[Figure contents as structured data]
◆ ◆ ◆ ◆ ◆ ◆ ◆

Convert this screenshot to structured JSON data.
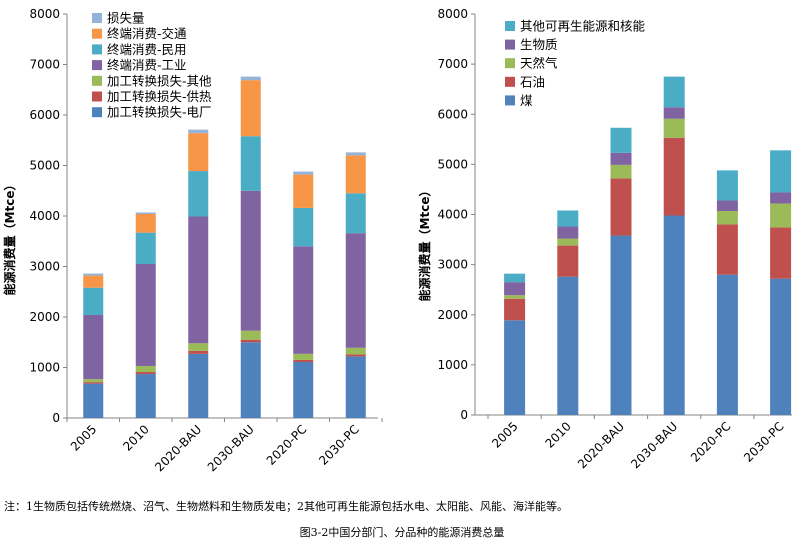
{
  "chart_data": [
    {
      "type": "bar",
      "stacked": true,
      "categories": [
        "2005",
        "2010",
        "2020-BAU",
        "2030-BAU",
        "2020-PC",
        "2030-PC"
      ],
      "ylabel": "能源消费量（Mtce）",
      "ylim": [
        0,
        8000
      ],
      "yticks": [
        0,
        1000,
        2000,
        3000,
        4000,
        5000,
        6000,
        7000,
        8000
      ],
      "grid": false,
      "legend_position": "top-left",
      "series": [
        {
          "name": "加工转换损失-电厂",
          "color": "#4f81bd",
          "values": [
            680,
            870,
            1270,
            1500,
            1110,
            1220
          ]
        },
        {
          "name": "加工转换损失-供热",
          "color": "#c0504d",
          "values": [
            30,
            40,
            60,
            50,
            40,
            40
          ]
        },
        {
          "name": "加工转换损失-其他",
          "color": "#9bbb59",
          "values": [
            60,
            120,
            150,
            180,
            120,
            130
          ]
        },
        {
          "name": "终端消费-工业",
          "color": "#8064a2",
          "values": [
            1270,
            2020,
            2510,
            2770,
            2130,
            2270
          ]
        },
        {
          "name": "终端消费-民用",
          "color": "#4bacc6",
          "values": [
            540,
            620,
            900,
            1080,
            760,
            790
          ]
        },
        {
          "name": "终端消费-交通",
          "color": "#f79646",
          "values": [
            240,
            370,
            750,
            1110,
            660,
            750
          ]
        },
        {
          "name": "损失量",
          "color": "#95b3d7",
          "values": [
            40,
            30,
            70,
            70,
            60,
            60
          ]
        }
      ]
    },
    {
      "type": "bar",
      "stacked": true,
      "categories": [
        "2005",
        "2010",
        "2020-BAU",
        "2030-BAU",
        "2020-PC",
        "2030-PC"
      ],
      "ylabel": "能源消费量（Mtce）",
      "ylim": [
        0,
        8000
      ],
      "yticks": [
        0,
        1000,
        2000,
        3000,
        4000,
        5000,
        6000,
        7000,
        8000
      ],
      "grid": false,
      "legend_position": "top-left",
      "series": [
        {
          "name": "煤",
          "color": "#4f81bd",
          "values": [
            1890,
            2760,
            3580,
            3980,
            2800,
            2720
          ]
        },
        {
          "name": "石油",
          "color": "#c0504d",
          "values": [
            430,
            620,
            1140,
            1550,
            1000,
            1020
          ]
        },
        {
          "name": "天然气",
          "color": "#9bbb59",
          "values": [
            70,
            140,
            270,
            380,
            270,
            480
          ]
        },
        {
          "name": "生物质",
          "color": "#8064a2",
          "values": [
            260,
            240,
            240,
            230,
            210,
            220
          ]
        },
        {
          "name": "其他可再生能源和核能",
          "color": "#4bacc6",
          "values": [
            170,
            320,
            500,
            610,
            600,
            840
          ]
        }
      ]
    }
  ],
  "note": "注：1生物质包括传统燃烧、沼气、生物燃料和生物质发电；2其他可再生能源包括水电、太阳能、风能、海洋能等。",
  "caption": "图3-2中国分部门、分品种的能源消费总量"
}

◆ ◆ ◆ ◆ ◆ ◆ ◆

*WORK TO BE COMPLETED*. Without including the pictures, reproduce all entries exactly.

*FULL RESPONSE*.
Convert this screenshot to structured JSON data.
{
  "chart_data": [
    {
      "type": "bar",
      "stacked": true,
      "categories": [
        "2005",
        "2010",
        "2020-BAU",
        "2030-BAU",
        "2020-PC",
        "2030-PC"
      ],
      "ylabel": "能源消费量（Mtce）",
      "ylim": [
        0,
        8000
      ],
      "yticks": [
        0,
        1000,
        2000,
        3000,
        4000,
        5000,
        6000,
        7000,
        8000
      ],
      "grid": false,
      "legend_position": "top-left",
      "series": [
        {
          "name": "加工转换损失-电厂",
          "color": "#4f81bd",
          "values": [
            680,
            870,
            1270,
            1500,
            1110,
            1220
          ]
        },
        {
          "name": "加工转换损失-供热",
          "color": "#c0504d",
          "values": [
            30,
            40,
            60,
            50,
            40,
            40
          ]
        },
        {
          "name": "加工转换损失-其他",
          "color": "#9bbb59",
          "values": [
            60,
            120,
            150,
            180,
            120,
            130
          ]
        },
        {
          "name": "终端消费-工业",
          "color": "#8064a2",
          "values": [
            1270,
            2020,
            2510,
            2770,
            2130,
            2270
          ]
        },
        {
          "name": "终端消费-民用",
          "color": "#4bacc6",
          "values": [
            540,
            620,
            900,
            1080,
            760,
            790
          ]
        },
        {
          "name": "终端消费-交通",
          "color": "#f79646",
          "values": [
            240,
            370,
            750,
            1110,
            660,
            750
          ]
        },
        {
          "name": "损失量",
          "color": "#95b3d7",
          "values": [
            40,
            30,
            70,
            70,
            60,
            60
          ]
        }
      ]
    },
    {
      "type": "bar",
      "stacked": true,
      "categories": [
        "2005",
        "2010",
        "2020-BAU",
        "2030-BAU",
        "2020-PC",
        "2030-PC"
      ],
      "ylabel": "能源消费量（Mtce）",
      "ylim": [
        0,
        8000
      ],
      "yticks": [
        0,
        1000,
        2000,
        3000,
        4000,
        5000,
        6000,
        7000,
        8000
      ],
      "grid": false,
      "legend_position": "top-left",
      "series": [
        {
          "name": "煤",
          "color": "#4f81bd",
          "values": [
            1890,
            2760,
            3580,
            3980,
            2800,
            2720
          ]
        },
        {
          "name": "石油",
          "color": "#c0504d",
          "values": [
            430,
            620,
            1140,
            1550,
            1000,
            1020
          ]
        },
        {
          "name": "天然气",
          "color": "#9bbb59",
          "values": [
            70,
            140,
            270,
            380,
            270,
            480
          ]
        },
        {
          "name": "生物质",
          "color": "#8064a2",
          "values": [
            260,
            240,
            240,
            230,
            210,
            220
          ]
        },
        {
          "name": "其他可再生能源和核能",
          "color": "#4bacc6",
          "values": [
            170,
            320,
            500,
            610,
            600,
            840
          ]
        }
      ]
    }
  ],
  "note": "注：1生物质包括传统燃烧、沼气、生物燃料和生物质发电；2其他可再生能源包括水电、太阳能、风能、海洋能等。",
  "caption": "图3-2中国分部门、分品种的能源消费总量"
}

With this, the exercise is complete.